- **Work order**
All of the data below should be written out exactly.

- **Transcribed page data**
-=-=-=-=-

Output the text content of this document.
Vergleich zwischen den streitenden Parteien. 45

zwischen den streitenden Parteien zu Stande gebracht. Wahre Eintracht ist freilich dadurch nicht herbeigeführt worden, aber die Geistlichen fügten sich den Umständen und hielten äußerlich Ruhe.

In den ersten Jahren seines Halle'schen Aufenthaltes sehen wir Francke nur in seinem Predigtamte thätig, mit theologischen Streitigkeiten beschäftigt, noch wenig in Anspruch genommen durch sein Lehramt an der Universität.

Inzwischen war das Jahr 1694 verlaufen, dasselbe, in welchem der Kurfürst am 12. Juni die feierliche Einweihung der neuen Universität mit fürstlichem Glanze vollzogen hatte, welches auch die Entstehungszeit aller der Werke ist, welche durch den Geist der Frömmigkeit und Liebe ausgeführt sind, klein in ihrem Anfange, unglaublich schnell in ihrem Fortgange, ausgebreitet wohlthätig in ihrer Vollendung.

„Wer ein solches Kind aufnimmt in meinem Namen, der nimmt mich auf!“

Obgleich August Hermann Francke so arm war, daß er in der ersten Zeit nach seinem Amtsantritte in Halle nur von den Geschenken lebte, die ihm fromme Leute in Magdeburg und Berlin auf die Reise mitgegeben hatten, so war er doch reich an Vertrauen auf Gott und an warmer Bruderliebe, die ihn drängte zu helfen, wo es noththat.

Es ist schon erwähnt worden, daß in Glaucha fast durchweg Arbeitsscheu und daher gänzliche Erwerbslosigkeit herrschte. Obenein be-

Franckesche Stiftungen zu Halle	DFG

-=-=-=-=-

- **Task output**
Output the text content of this document.
Vergleich zwischen den streitenden Parteien. 45

zwischen den streitenden Parteien zu Stande gebracht. Wahre Eintracht ist freilich dadurch nicht herbeigeführt worden, aber die Geistlichen fügten sich den Umständen und hielten äußerlich Ruhe.

In den ersten Jahren seines Halle'schen Aufenthaltes sehen wir Francke nur in seinem Predigtamte thätig, mit theologischen Streitigkeiten beschäftigt, noch wenig in Anspruch genommen durch sein Lehramt an der Universität.

Inzwischen war das Jahr 1694 verlaufen, dasselbe, in welchem der Kurfürst am 12. Juni die feierliche Einweihung der neuen Universität mit fürstlichem Glanze vollzogen hatte, welches auch die Entstehungszeit aller der Werke ist, welche durch den Geist der Frömmigkeit und Liebe ausgeführt sind, klein in ihrem Anfange, unglaublich schnell in ihrem Fortgange, ausgebreitet wohlthätig in ihrer Vollendung.

„Wer ein solches Kind aufnimmt in meinem Namen, der nimmt mich auf!“

Obgleich August Hermann Francke so arm war, daß er in der ersten Zeit nach seinem Amtsantritte in Halle nur von den Geschenken lebte, die ihm fromme Leute in Magdeburg und Berlin auf die Reise mitgegeben hatten, so war er doch reich an Vertrauen auf Gott und an warmer Bruderliebe, die ihn drängte zu helfen, wo es noththat.

Es ist schon erwähnt worden, daß in Glaucha fast durchweg Arbeitsscheu und daher gänzliche Erwerbslosigkeit herrschte. Obenein be-

Franckesche Stiftungen zu Halle	DFG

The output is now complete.